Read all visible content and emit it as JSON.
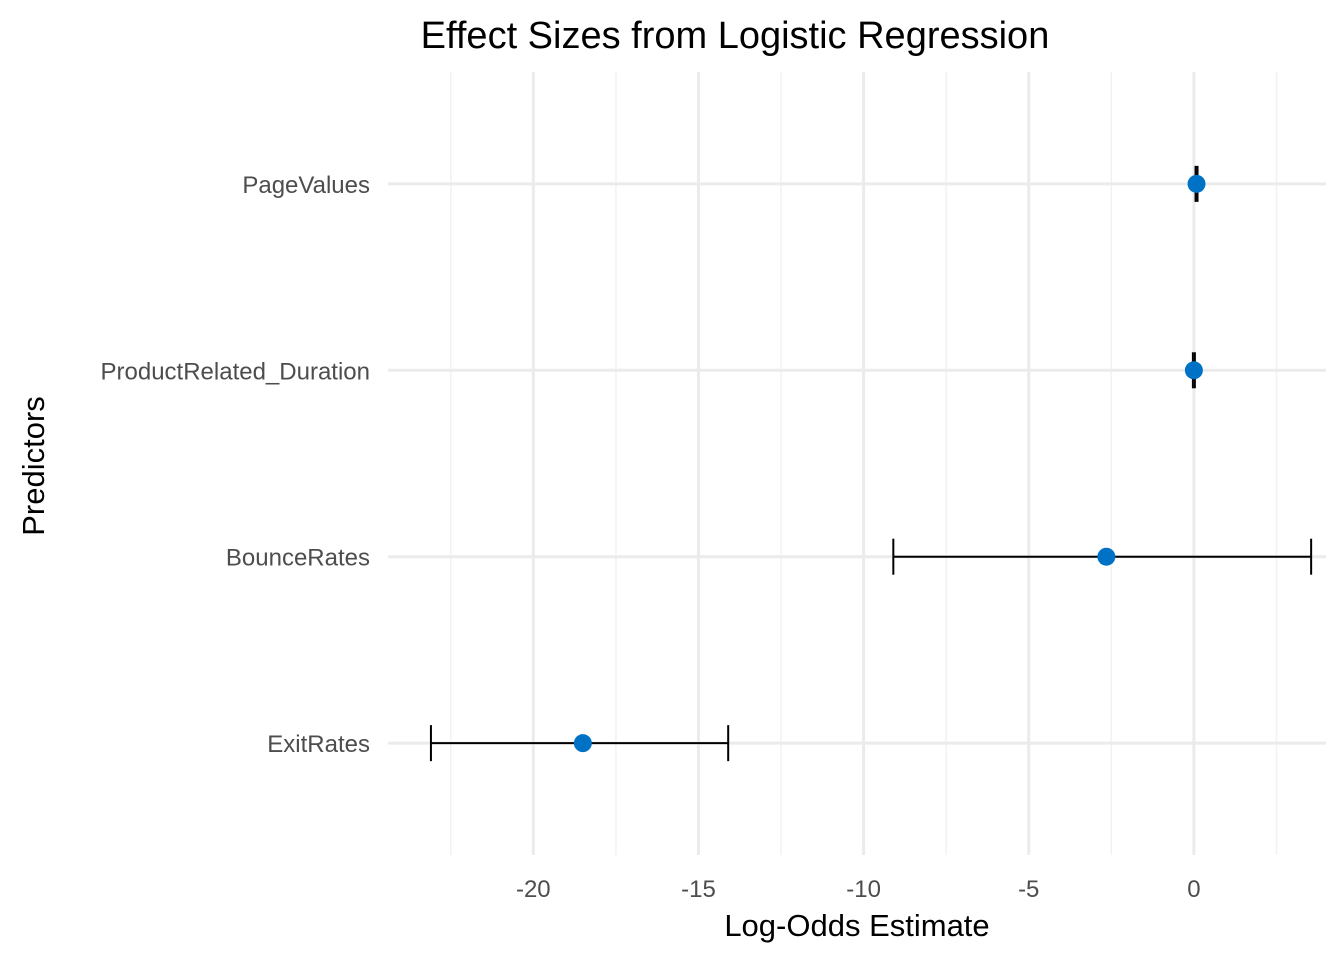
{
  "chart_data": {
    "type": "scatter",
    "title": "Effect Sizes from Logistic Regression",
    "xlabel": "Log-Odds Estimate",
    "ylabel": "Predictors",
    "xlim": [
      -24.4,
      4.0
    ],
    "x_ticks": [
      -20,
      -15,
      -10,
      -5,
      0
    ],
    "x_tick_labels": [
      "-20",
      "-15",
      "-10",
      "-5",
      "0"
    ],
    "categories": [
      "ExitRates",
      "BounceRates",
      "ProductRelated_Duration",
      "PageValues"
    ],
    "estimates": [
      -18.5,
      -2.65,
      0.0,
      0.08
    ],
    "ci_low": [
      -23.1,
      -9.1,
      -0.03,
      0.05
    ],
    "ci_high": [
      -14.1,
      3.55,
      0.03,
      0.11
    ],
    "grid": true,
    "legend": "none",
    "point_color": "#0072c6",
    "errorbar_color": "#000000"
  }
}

* [EXERCISE AIM]: Output, exactly, all the records above; include no pictures.

* [WRITTEN ANSWER]:
Read all visible content and emit it as JSON.
{
  "chart_data": {
    "type": "scatter",
    "title": "Effect Sizes from Logistic Regression",
    "xlabel": "Log-Odds Estimate",
    "ylabel": "Predictors",
    "xlim": [
      -24.4,
      4.0
    ],
    "x_ticks": [
      -20,
      -15,
      -10,
      -5,
      0
    ],
    "x_tick_labels": [
      "-20",
      "-15",
      "-10",
      "-5",
      "0"
    ],
    "categories": [
      "ExitRates",
      "BounceRates",
      "ProductRelated_Duration",
      "PageValues"
    ],
    "estimates": [
      -18.5,
      -2.65,
      0.0,
      0.08
    ],
    "ci_low": [
      -23.1,
      -9.1,
      -0.03,
      0.05
    ],
    "ci_high": [
      -14.1,
      3.55,
      0.03,
      0.11
    ],
    "grid": true,
    "legend": "none",
    "point_color": "#0072c6",
    "errorbar_color": "#000000"
  }
}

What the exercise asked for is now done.